— Prompt —
Pull each line holding the word "hari" from the data.

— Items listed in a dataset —
** BEGIN **
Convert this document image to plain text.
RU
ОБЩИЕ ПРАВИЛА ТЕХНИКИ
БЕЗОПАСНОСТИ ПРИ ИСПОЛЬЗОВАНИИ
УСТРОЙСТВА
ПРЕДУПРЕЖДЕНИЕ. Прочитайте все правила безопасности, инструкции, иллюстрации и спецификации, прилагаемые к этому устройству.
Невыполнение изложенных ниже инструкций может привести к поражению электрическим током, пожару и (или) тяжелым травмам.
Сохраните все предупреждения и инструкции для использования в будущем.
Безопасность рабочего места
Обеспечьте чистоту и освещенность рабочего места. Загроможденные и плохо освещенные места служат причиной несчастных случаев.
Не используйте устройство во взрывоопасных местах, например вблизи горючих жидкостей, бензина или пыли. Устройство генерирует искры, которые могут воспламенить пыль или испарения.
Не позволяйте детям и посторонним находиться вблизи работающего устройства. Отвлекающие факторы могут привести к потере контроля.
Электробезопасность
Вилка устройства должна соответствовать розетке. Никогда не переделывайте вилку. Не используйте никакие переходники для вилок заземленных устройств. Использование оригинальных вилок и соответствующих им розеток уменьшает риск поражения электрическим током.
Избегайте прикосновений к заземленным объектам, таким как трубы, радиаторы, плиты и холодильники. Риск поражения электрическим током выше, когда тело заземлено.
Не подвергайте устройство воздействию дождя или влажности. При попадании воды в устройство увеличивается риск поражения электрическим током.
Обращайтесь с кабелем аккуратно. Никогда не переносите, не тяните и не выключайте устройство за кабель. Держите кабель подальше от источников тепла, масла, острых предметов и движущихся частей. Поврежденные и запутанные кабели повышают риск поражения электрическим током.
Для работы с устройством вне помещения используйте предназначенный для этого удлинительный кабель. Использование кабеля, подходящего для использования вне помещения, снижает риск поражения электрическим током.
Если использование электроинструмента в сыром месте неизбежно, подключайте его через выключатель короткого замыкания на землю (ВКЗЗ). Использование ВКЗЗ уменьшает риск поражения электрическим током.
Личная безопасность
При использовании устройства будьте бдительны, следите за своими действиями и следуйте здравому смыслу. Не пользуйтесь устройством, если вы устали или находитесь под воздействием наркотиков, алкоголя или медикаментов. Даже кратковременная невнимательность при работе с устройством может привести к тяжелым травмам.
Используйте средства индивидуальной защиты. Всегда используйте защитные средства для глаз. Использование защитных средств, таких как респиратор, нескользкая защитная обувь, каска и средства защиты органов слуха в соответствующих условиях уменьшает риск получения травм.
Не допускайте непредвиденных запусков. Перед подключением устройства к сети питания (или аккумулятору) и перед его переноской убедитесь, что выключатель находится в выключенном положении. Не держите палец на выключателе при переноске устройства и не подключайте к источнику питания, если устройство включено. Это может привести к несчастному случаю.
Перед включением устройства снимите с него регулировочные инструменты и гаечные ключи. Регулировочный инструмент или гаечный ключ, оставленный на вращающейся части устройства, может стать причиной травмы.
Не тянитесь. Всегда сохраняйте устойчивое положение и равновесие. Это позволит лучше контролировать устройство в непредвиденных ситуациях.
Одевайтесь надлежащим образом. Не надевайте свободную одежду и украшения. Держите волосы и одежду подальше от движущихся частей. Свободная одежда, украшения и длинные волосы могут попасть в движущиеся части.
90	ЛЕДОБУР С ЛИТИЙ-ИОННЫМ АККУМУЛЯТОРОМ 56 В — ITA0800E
** END **
** BEGIN **
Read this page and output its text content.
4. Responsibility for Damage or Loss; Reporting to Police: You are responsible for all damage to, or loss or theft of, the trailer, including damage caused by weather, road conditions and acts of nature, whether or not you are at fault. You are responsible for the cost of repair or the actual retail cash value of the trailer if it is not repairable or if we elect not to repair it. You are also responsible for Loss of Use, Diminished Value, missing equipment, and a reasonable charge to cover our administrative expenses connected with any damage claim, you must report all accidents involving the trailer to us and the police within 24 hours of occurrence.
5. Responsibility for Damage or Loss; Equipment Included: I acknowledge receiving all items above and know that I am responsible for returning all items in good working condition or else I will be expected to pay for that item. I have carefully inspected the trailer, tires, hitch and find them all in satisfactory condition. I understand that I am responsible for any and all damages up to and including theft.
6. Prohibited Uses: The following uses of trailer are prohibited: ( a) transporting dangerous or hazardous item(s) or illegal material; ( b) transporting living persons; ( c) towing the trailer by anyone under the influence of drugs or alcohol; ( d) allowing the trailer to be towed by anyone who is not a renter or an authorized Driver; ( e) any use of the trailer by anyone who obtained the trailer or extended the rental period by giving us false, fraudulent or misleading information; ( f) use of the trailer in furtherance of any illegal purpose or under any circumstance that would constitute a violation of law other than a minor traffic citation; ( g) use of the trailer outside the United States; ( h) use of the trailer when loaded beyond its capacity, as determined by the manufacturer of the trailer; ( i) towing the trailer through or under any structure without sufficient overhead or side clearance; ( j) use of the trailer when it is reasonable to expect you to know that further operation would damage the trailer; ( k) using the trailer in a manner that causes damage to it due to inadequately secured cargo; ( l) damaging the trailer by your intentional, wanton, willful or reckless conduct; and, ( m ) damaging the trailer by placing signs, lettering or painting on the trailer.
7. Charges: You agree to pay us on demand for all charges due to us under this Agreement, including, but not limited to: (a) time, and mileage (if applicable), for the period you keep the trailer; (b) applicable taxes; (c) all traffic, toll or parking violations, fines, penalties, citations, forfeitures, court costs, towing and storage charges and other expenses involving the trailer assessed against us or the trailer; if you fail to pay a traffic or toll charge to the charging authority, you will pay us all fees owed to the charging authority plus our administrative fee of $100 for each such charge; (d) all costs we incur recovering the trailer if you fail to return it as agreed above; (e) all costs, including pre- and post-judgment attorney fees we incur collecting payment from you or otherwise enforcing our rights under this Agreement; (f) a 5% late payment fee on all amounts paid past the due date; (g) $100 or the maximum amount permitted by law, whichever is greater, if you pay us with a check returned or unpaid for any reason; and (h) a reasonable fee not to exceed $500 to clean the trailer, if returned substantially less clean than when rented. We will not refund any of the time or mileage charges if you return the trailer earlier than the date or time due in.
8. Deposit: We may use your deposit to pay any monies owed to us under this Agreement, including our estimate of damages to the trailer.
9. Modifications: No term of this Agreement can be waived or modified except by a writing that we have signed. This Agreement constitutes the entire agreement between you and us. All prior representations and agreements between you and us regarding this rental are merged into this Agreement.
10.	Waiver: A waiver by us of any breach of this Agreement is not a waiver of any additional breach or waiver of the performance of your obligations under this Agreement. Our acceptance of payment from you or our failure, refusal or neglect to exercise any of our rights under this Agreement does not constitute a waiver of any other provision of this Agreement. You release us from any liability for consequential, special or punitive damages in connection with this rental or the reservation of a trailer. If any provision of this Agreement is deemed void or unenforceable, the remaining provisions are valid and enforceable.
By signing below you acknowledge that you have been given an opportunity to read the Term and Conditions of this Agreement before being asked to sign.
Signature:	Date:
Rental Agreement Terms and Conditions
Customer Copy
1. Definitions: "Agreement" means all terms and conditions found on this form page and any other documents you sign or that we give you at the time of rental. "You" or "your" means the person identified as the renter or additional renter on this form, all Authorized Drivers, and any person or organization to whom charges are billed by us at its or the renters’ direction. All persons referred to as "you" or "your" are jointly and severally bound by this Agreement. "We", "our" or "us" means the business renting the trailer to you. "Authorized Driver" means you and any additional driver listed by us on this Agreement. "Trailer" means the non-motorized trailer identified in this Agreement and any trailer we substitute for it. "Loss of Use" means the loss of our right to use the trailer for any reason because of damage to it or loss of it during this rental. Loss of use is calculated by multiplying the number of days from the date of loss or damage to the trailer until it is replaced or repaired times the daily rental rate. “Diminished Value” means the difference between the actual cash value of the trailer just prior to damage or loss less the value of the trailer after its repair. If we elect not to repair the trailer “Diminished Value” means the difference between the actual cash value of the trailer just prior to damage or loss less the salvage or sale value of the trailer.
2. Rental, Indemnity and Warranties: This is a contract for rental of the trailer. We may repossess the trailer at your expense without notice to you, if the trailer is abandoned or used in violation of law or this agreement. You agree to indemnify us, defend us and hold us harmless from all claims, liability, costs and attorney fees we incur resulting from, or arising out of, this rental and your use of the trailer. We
** END **
** BEGIN **
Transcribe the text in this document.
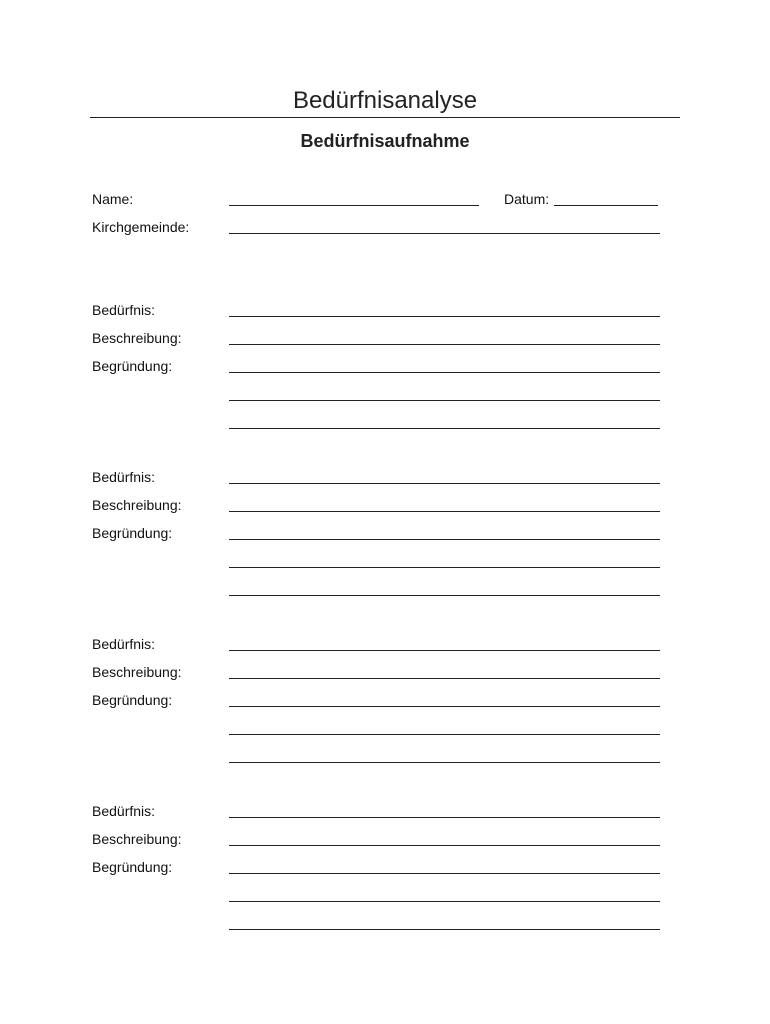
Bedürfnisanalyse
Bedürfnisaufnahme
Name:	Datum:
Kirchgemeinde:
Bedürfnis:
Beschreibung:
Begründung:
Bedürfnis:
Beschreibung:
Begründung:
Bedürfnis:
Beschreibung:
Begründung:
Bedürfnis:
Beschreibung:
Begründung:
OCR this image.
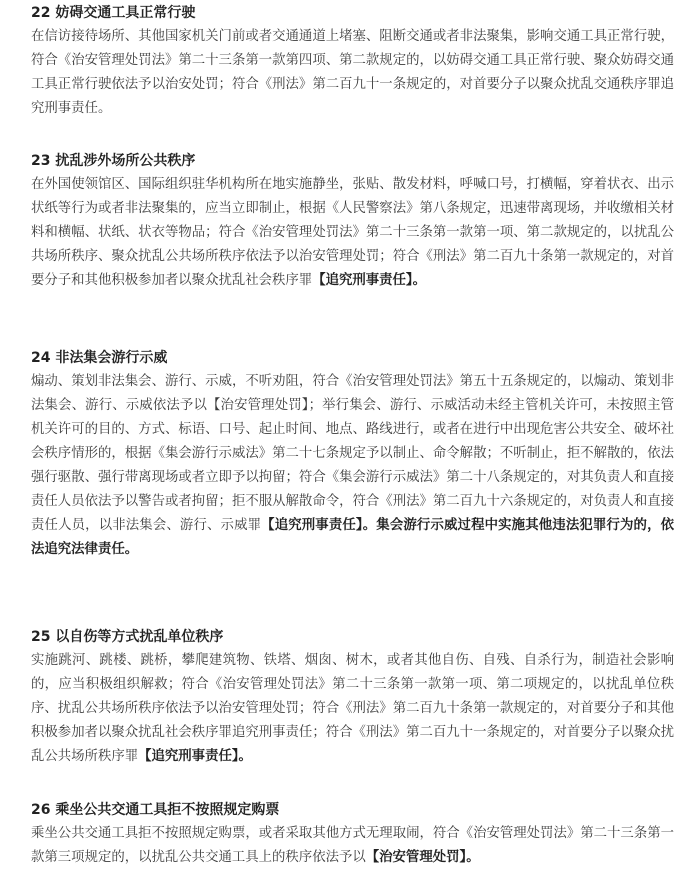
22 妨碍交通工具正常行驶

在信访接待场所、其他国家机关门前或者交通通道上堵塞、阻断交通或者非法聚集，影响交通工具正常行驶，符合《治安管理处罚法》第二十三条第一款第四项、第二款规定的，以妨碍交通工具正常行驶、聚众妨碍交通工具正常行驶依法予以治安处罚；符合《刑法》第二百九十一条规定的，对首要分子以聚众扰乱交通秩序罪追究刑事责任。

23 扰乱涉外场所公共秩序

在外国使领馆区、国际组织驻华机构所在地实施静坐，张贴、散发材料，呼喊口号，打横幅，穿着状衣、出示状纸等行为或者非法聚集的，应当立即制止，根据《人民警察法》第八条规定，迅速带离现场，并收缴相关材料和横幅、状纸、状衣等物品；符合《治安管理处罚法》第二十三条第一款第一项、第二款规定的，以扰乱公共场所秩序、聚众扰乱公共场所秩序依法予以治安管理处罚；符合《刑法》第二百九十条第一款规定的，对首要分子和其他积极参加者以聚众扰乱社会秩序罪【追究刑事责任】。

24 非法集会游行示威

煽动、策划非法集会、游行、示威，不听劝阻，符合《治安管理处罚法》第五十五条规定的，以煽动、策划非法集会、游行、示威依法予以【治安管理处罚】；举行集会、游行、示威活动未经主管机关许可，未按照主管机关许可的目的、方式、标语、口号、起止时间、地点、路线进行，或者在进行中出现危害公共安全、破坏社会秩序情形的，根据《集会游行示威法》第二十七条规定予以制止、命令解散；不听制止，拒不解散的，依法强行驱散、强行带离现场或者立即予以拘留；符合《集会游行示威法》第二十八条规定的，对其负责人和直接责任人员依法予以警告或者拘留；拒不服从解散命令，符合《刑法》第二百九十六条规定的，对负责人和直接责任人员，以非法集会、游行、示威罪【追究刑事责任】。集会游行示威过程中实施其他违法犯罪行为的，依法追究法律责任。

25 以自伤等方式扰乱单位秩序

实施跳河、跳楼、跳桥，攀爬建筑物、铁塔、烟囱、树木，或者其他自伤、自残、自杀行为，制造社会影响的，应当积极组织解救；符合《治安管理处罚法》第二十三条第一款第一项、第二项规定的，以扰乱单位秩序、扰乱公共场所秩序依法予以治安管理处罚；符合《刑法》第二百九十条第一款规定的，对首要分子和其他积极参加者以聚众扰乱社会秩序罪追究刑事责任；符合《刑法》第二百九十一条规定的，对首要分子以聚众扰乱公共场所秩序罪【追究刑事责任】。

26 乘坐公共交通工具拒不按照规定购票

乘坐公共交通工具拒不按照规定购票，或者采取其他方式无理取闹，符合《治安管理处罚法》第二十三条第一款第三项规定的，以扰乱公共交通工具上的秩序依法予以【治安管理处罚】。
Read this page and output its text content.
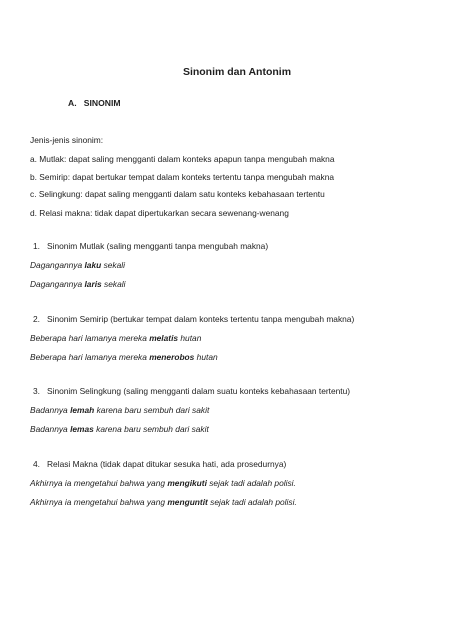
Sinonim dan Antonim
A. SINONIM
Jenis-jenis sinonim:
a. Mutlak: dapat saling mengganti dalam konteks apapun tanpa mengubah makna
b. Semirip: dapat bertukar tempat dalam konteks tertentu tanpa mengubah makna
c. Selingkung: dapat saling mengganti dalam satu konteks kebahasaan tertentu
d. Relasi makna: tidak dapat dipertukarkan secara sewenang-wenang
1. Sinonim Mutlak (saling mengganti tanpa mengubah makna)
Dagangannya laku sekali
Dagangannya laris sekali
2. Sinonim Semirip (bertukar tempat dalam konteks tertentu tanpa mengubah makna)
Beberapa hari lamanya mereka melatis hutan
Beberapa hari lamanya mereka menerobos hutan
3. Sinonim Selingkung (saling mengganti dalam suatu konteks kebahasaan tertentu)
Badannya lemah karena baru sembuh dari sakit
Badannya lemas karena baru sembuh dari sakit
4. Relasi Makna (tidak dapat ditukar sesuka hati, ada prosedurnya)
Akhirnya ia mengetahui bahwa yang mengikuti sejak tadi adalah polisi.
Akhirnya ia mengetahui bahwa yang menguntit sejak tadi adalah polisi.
** END **
— The completed task —
Beberapa hari lamanya mereka melatis hutan
Beberapa hari lamanya mereka menerobos hutan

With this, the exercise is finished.